All lines in the data bearing the string "Subtract" should be identified and copied.

-- Start of Input --

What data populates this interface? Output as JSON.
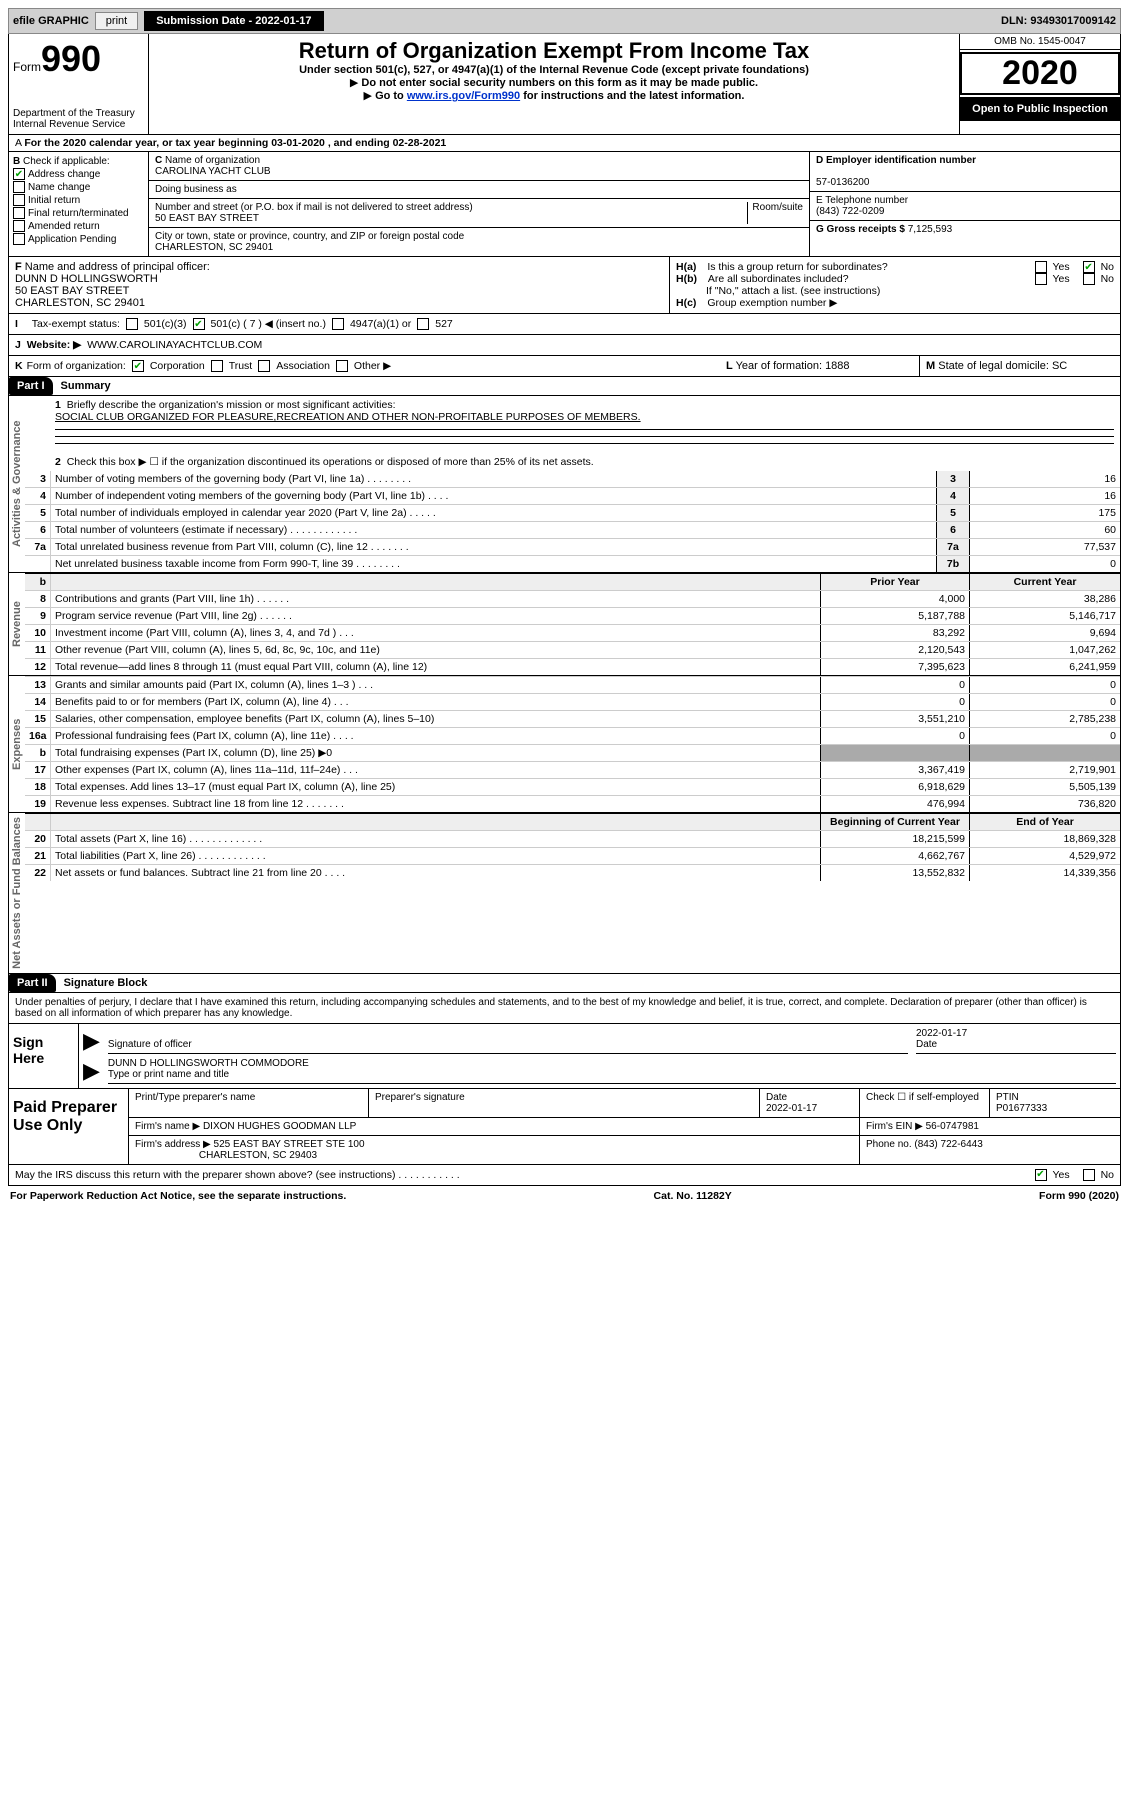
{
  "topbar": {
    "efile": "efile GRAPHIC",
    "print": "print",
    "submission": "Submission Date - 2022-01-17",
    "dln": "DLN: 93493017009142",
    "efile_bg": "#cfcfcf",
    "print_bg": "#f0f0f0",
    "sub_bg": "#000000",
    "sub_color": "#ffffff"
  },
  "header": {
    "form_word": "Form",
    "form_num": "990",
    "dept": "Department of the Treasury\nInternal Revenue Service",
    "title": "Return of Organization Exempt From Income Tax",
    "sub1": "Under section 501(c), 527, or 4947(a)(1) of the Internal Revenue Code (except private foundations)",
    "sub2": "Do not enter social security numbers on this form as it may be made public.",
    "sub3_pre": "Go to ",
    "sub3_link": "www.irs.gov/Form990",
    "sub3_post": " for instructions and the latest information.",
    "omb": "OMB No. 1545-0047",
    "year": "2020",
    "open": "Open to Public Inspection"
  },
  "lineA": "For the 2020 calendar year, or tax year beginning 03-01-2020     , and ending 02-28-2021",
  "checkB": {
    "label": "Check if applicable:",
    "address": "Address change",
    "name": "Name change",
    "initial": "Initial return",
    "final": "Final return/terminated",
    "amended": "Amended return",
    "pending": "Application Pending"
  },
  "org": {
    "c_label": "Name of organization",
    "c_name": "CAROLINA YACHT CLUB",
    "dba": "Doing business as",
    "addr_label": "Number and street (or P.O. box if mail is not delivered to street address)",
    "addr": "50 EAST BAY STREET",
    "room": "Room/suite",
    "city_label": "City or town, state or province, country, and ZIP or foreign postal code",
    "city": "CHARLESTON, SC  29401"
  },
  "right": {
    "d_label": "D Employer identification number",
    "d_val": "57-0136200",
    "e_label": "E Telephone number",
    "e_val": "(843) 722-0209",
    "g_label": "G Gross receipts $",
    "g_val": "7,125,593"
  },
  "officer": {
    "f_label": "Name and address of principal officer:",
    "name": "DUNN D HOLLINGSWORTH",
    "addr1": "50 EAST BAY STREET",
    "addr2": "CHARLESTON, SC  29401"
  },
  "h": {
    "ha": "Is this a group return for subordinates?",
    "hb": "Are all subordinates included?",
    "hb_note": "If \"No,\" attach a list. (see instructions)",
    "hc": "Group exemption number ▶",
    "yes": "Yes",
    "no": "No"
  },
  "status": {
    "label": "Tax-exempt status:",
    "s1": "501(c)(3)",
    "s2": "501(c) ( 7 ) ◀ (insert no.)",
    "s3": "4947(a)(1) or",
    "s4": "527"
  },
  "website": {
    "label": "Website: ▶",
    "val": "WWW.CAROLINAYACHTCLUB.COM"
  },
  "k": {
    "label": "Form of organization:",
    "o1": "Corporation",
    "o2": "Trust",
    "o3": "Association",
    "o4": "Other ▶"
  },
  "l": {
    "label": "Year of formation:",
    "val": "1888"
  },
  "m": {
    "label": "State of legal domicile:",
    "val": "SC"
  },
  "part1": {
    "tag": "Part I",
    "title": "Summary"
  },
  "summary": {
    "q1": "Briefly describe the organization's mission or most significant activities:",
    "mission": "SOCIAL CLUB ORGANIZED FOR PLEASURE,RECREATION AND OTHER NON-PROFITABLE PURPOSES OF MEMBERS.",
    "q2": "Check this box ▶ ☐  if the organization discontinued its operations or disposed of more than 25% of its net assets."
  },
  "gov": [
    {
      "n": "3",
      "t": "Number of voting members of the governing body (Part VI, line 1a)  .   .   .   .   .   .   .   .",
      "i": "3",
      "v": "16"
    },
    {
      "n": "4",
      "t": "Number of independent voting members of the governing body (Part VI, line 1b)  .   .   .   .",
      "i": "4",
      "v": "16"
    },
    {
      "n": "5",
      "t": "Total number of individuals employed in calendar year 2020 (Part V, line 2a)  .   .   .   .   .",
      "i": "5",
      "v": "175"
    },
    {
      "n": "6",
      "t": "Total number of volunteers (estimate if necessary)  .   .   .   .   .   .   .   .   .   .   .   .",
      "i": "6",
      "v": "60"
    },
    {
      "n": "7a",
      "t": "Total unrelated business revenue from Part VIII, column (C), line 12  .   .   .   .   .   .   .",
      "i": "7a",
      "v": "77,537"
    },
    {
      "n": "",
      "t": "Net unrelated business taxable income from Form 990-T, line 39  .   .   .   .   .   .   .   .",
      "i": "7b",
      "v": "0"
    }
  ],
  "colhdr": {
    "b": "b",
    "py": "Prior Year",
    "cy": "Current Year"
  },
  "revenue": [
    {
      "n": "8",
      "t": "Contributions and grants (Part VIII, line 1h)  .   .   .   .   .   .",
      "v1": "4,000",
      "v2": "38,286"
    },
    {
      "n": "9",
      "t": "Program service revenue (Part VIII, line 2g)  .   .   .   .   .   .",
      "v1": "5,187,788",
      "v2": "5,146,717"
    },
    {
      "n": "10",
      "t": "Investment income (Part VIII, column (A), lines 3, 4, and 7d )  .   .   .",
      "v1": "83,292",
      "v2": "9,694"
    },
    {
      "n": "11",
      "t": "Other revenue (Part VIII, column (A), lines 5, 6d, 8c, 9c, 10c, and 11e)",
      "v1": "2,120,543",
      "v2": "1,047,262"
    },
    {
      "n": "12",
      "t": "Total revenue—add lines 8 through 11 (must equal Part VIII, column (A), line 12)",
      "v1": "7,395,623",
      "v2": "6,241,959"
    }
  ],
  "expenses": [
    {
      "n": "13",
      "t": "Grants and similar amounts paid (Part IX, column (A), lines 1–3 )  .   .   .",
      "v1": "0",
      "v2": "0"
    },
    {
      "n": "14",
      "t": "Benefits paid to or for members (Part IX, column (A), line 4)  .   .   .",
      "v1": "0",
      "v2": "0"
    },
    {
      "n": "15",
      "t": "Salaries, other compensation, employee benefits (Part IX, column (A), lines 5–10)",
      "v1": "3,551,210",
      "v2": "2,785,238"
    },
    {
      "n": "16a",
      "t": "Professional fundraising fees (Part IX, column (A), line 11e)  .   .   .   .",
      "v1": "0",
      "v2": "0"
    },
    {
      "n": "b",
      "t": "Total fundraising expenses (Part IX, column (D), line 25) ▶0",
      "v1": "",
      "v2": "",
      "shade": true
    },
    {
      "n": "17",
      "t": "Other expenses (Part IX, column (A), lines 11a–11d, 11f–24e)  .   .   .",
      "v1": "3,367,419",
      "v2": "2,719,901"
    },
    {
      "n": "18",
      "t": "Total expenses. Add lines 13–17 (must equal Part IX, column (A), line 25)",
      "v1": "6,918,629",
      "v2": "5,505,139"
    },
    {
      "n": "19",
      "t": "Revenue less expenses. Subtract line 18 from line 12  .   .   .   .   .   .   .",
      "v1": "476,994",
      "v2": "736,820"
    }
  ],
  "nethdr": {
    "py": "Beginning of Current Year",
    "cy": "End of Year"
  },
  "net": [
    {
      "n": "20",
      "t": "Total assets (Part X, line 16)  .   .   .   .   .   .   .   .   .   .   .   .   .",
      "v1": "18,215,599",
      "v2": "18,869,328"
    },
    {
      "n": "21",
      "t": "Total liabilities (Part X, line 26)  .   .   .   .   .   .   .   .   .   .   .   .",
      "v1": "4,662,767",
      "v2": "4,529,972"
    },
    {
      "n": "22",
      "t": "Net assets or fund balances. Subtract line 21 from line 20  .   .   .   .",
      "v1": "13,552,832",
      "v2": "14,339,356"
    }
  ],
  "part2": {
    "tag": "Part II",
    "title": "Signature Block"
  },
  "perjury": "Under penalties of perjury, I declare that I have examined this return, including accompanying schedules and statements, and to the best of my knowledge and belief, it is true, correct, and complete. Declaration of preparer (other than officer) is based on all information of which preparer has any knowledge.",
  "sign": {
    "here": "Sign Here",
    "sig_of": "Signature of officer",
    "date": "Date",
    "date_val": "2022-01-17",
    "name": "DUNN D HOLLINGSWORTH  COMMODORE",
    "type": "Type or print name and title"
  },
  "prep": {
    "label": "Paid Preparer Use Only",
    "r1": {
      "c1": "Print/Type preparer's name",
      "c2": "Preparer's signature",
      "c3": "Date",
      "c3v": "2022-01-17",
      "c4": "Check ☐ if self-employed",
      "c5": "PTIN",
      "c5v": "P01677333"
    },
    "r2": {
      "c1": "Firm's name    ▶",
      "c1v": "DIXON HUGHES GOODMAN LLP",
      "c2": "Firm's EIN ▶",
      "c2v": "56-0747981"
    },
    "r3": {
      "c1": "Firm's address ▶",
      "c1v": "525 EAST BAY STREET STE 100",
      "c1v2": "CHARLESTON, SC  29403",
      "c2": "Phone no.",
      "c2v": "(843) 722-6443"
    }
  },
  "discuss": "May the IRS discuss this return with the preparer shown above? (see instructions)  .   .   .   .   .   .   .   .   .   .   .",
  "footer": {
    "l": "For Paperwork Reduction Act Notice, see the separate instructions.",
    "m": "Cat. No. 11282Y",
    "r": "Form 990 (2020)"
  },
  "vlabels": {
    "gov": "Activities & Governance",
    "rev": "Revenue",
    "exp": "Expenses",
    "net": "Net Assets or Fund Balances"
  }
}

-- End of Input --

Result of the task:
      "t": "Revenue less expenses. Subtract line 18 from line 12  .   .   .   .   .   .   .",
      "t": "Net assets or fund balances. Subtract line 21 from line 20  .   .   .   .",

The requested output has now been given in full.